Dataset items

»»

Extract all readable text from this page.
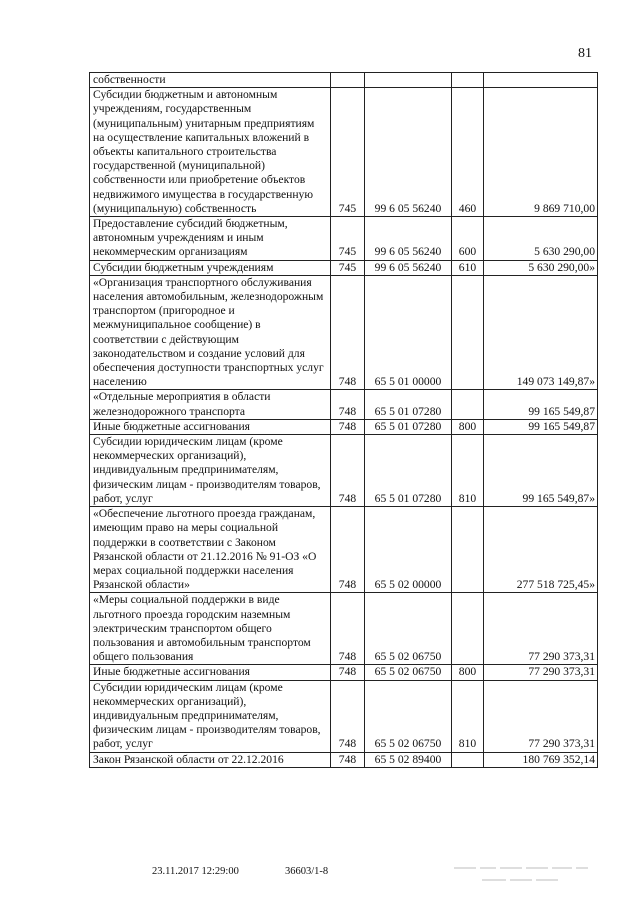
81
собственности				
Субсидии бюджетным и автономным учреждениям, государственным (муниципальным) унитарным предприятиям на осуществление капитальных вложений в объекты капитального строительства государственной (муниципальной) собственности или приобретение объектов недвижимого имущества в государственную (муниципальную) собственность	745	99 6 05 56240	460	9 869 710,00
Предоставление субсидий бюджетным, автономным учреждениям и иным некоммерческим организациям	745	99 6 05 56240	600	5 630 290,00
Субсидии бюджетным учреждениям	745	99 6 05 56240	610	5 630 290,00»
«Организация транспортного обслуживания населения автомобильным, железнодорожным транспортом (пригородное и межмуниципальное сообщение) в соответствии с действующим законодательством и создание условий для обеспечения доступности транспортных услуг населению	748	65 5 01 00000		149 073 149,87»
«Отдельные мероприятия в области железнодорожного транспорта	748	65 5 01 07280		99 165 549,87
Иные бюджетные ассигнования	748	65 5 01 07280	800	99 165 549,87
Субсидии юридическим лицам (кроме некоммерческих организаций), индивидуальным предпринимателям, физическим лицам - производителям товаров, работ, услуг	748	65 5 01 07280	810	99 165 549,87»
«Обеспечение льготного проезда гражданам, имеющим право на меры социальной поддержки в соответствии с Законом Рязанской области от 21.12.2016 № 91-ОЗ «О мерах социальной поддержки населения Рязанской области»	748	65 5 02 00000		277 518 725,45»
«Меры социальной поддержки в виде льготного проезда городским наземным электрическим транспортом общего пользования и автомобильным транспортом общего пользования	748	65 5 02 06750		77 290 373,31
Иные бюджетные ассигнования	748	65 5 02 06750	800	77 290 373,31
Субсидии юридическим лицам (кроме некоммерческих организаций), индивидуальным предпринимателям, физическим лицам - производителям товаров, работ, услуг	748	65 5 02 06750	810	77 290 373,31
Закон Рязанской области от 22.12.2016	748	65 5 02 89400		180 769 352,14
23.11.2017 12:29:00	36603/1-8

««

## Task prompt
Extract each line from the listing that holds the word "проезда".

## Expected output
«Обеспечение льготного проезда гражданам, имеющим право на меры социальной поддержки в соответствии с Законом Рязанской области от 21.12.2016 № 91-ОЗ «О мерах социальной поддержки населения Рязанской области»	748	65 5 02 00000		277 518 725,45»
«Меры социальной поддержки в виде льготного проезда городским наземным электрическим транспортом общего пользования и автомобильным транспортом общего пользования	748	65 5 02 06750		77 290 373,31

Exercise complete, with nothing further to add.